● **Exercise details**
Without the pictures, write out all the lines below exactly as they appear.

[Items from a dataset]
## Start
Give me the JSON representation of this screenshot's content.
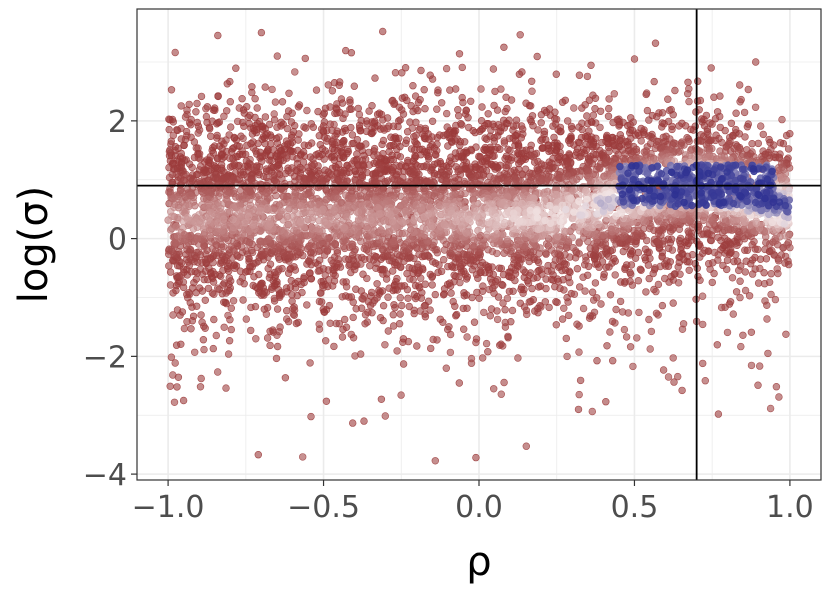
{
  "chart_data": {
    "type": "scatter",
    "title": "",
    "xlabel": "ρ",
    "ylabel": "log(σ)",
    "xlim": [
      -1.1,
      1.1
    ],
    "ylim": [
      -4.1,
      3.9
    ],
    "x_ticks": [
      -1.0,
      -0.5,
      0.0,
      0.5,
      1.0
    ],
    "x_tick_labels": [
      "−1.0",
      "−0.5",
      "0.0",
      "0.5",
      "1.0"
    ],
    "y_ticks": [
      -4,
      -2,
      0,
      2
    ],
    "y_tick_labels": [
      "−4",
      "−2",
      "0",
      "2"
    ],
    "grid": true,
    "legend": "none",
    "reference_lines": {
      "vertical_x": 0.7,
      "horizontal_y": 0.9
    },
    "colors": {
      "point_low_density": "#9b3a3a",
      "point_mid_density": "#f2e4e4",
      "point_high_density": "#2e3192",
      "grid": "#ebebeb",
      "reference_line": "#000000"
    },
    "series": [
      {
        "description_values": "approx. 6000 points, rho uniform on [-1, 1]; log(sigma) concentrated near 0.5-1.0 with a dense band peaking around rho 0.6-0.8, log(sigma) ~0.9",
        "dense_band": {
          "rho_range": [
            0.45,
            0.95
          ],
          "log_sigma_center": 0.9
        },
        "outlier_examples": [
          {
            "x": -0.84,
            "y": 3.45
          },
          {
            "x": -0.7,
            "y": 3.5
          },
          {
            "x": 0.08,
            "y": 3.25
          },
          {
            "x": -0.71,
            "y": -3.67
          },
          {
            "x": -0.01,
            "y": -3.72
          },
          {
            "x": 0.77,
            "y": -2.98
          },
          {
            "x": -0.95,
            "y": -2.75
          },
          {
            "x": 0.5,
            "y": 3.05
          },
          {
            "x": 0.89,
            "y": 3.0
          },
          {
            "x": -0.37,
            "y": -3.1
          },
          {
            "x": 0.32,
            "y": -2.9
          }
        ]
      }
    ]
  }
}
## End
● **Reply to the task**
Give me the JSON representation of this screenshot's content.
{
  "chart_data": {
    "type": "scatter",
    "title": "",
    "xlabel": "ρ",
    "ylabel": "log(σ)",
    "xlim": [
      -1.1,
      1.1
    ],
    "ylim": [
      -4.1,
      3.9
    ],
    "x_ticks": [
      -1.0,
      -0.5,
      0.0,
      0.5,
      1.0
    ],
    "x_tick_labels": [
      "−1.0",
      "−0.5",
      "0.0",
      "0.5",
      "1.0"
    ],
    "y_ticks": [
      -4,
      -2,
      0,
      2
    ],
    "y_tick_labels": [
      "−4",
      "−2",
      "0",
      "2"
    ],
    "grid": true,
    "legend": "none",
    "reference_lines": {
      "vertical_x": 0.7,
      "horizontal_y": 0.9
    },
    "colors": {
      "point_low_density": "#9b3a3a",
      "point_mid_density": "#f2e4e4",
      "point_high_density": "#2e3192",
      "grid": "#ebebeb",
      "reference_line": "#000000"
    },
    "series": [
      {
        "description_values": "approx. 6000 points, rho uniform on [-1, 1]; log(sigma) concentrated near 0.5-1.0 with a dense band peaking around rho 0.6-0.8, log(sigma) ~0.9",
        "dense_band": {
          "rho_range": [
            0.45,
            0.95
          ],
          "log_sigma_center": 0.9
        },
        "outlier_examples": [
          {
            "x": -0.84,
            "y": 3.45
          },
          {
            "x": -0.7,
            "y": 3.5
          },
          {
            "x": 0.08,
            "y": 3.25
          },
          {
            "x": -0.71,
            "y": -3.67
          },
          {
            "x": -0.01,
            "y": -3.72
          },
          {
            "x": 0.77,
            "y": -2.98
          },
          {
            "x": -0.95,
            "y": -2.75
          },
          {
            "x": 0.5,
            "y": 3.05
          },
          {
            "x": 0.89,
            "y": 3.0
          },
          {
            "x": -0.37,
            "y": -3.1
          },
          {
            "x": 0.32,
            "y": -2.9
          }
        ]
      }
    ]
  }
}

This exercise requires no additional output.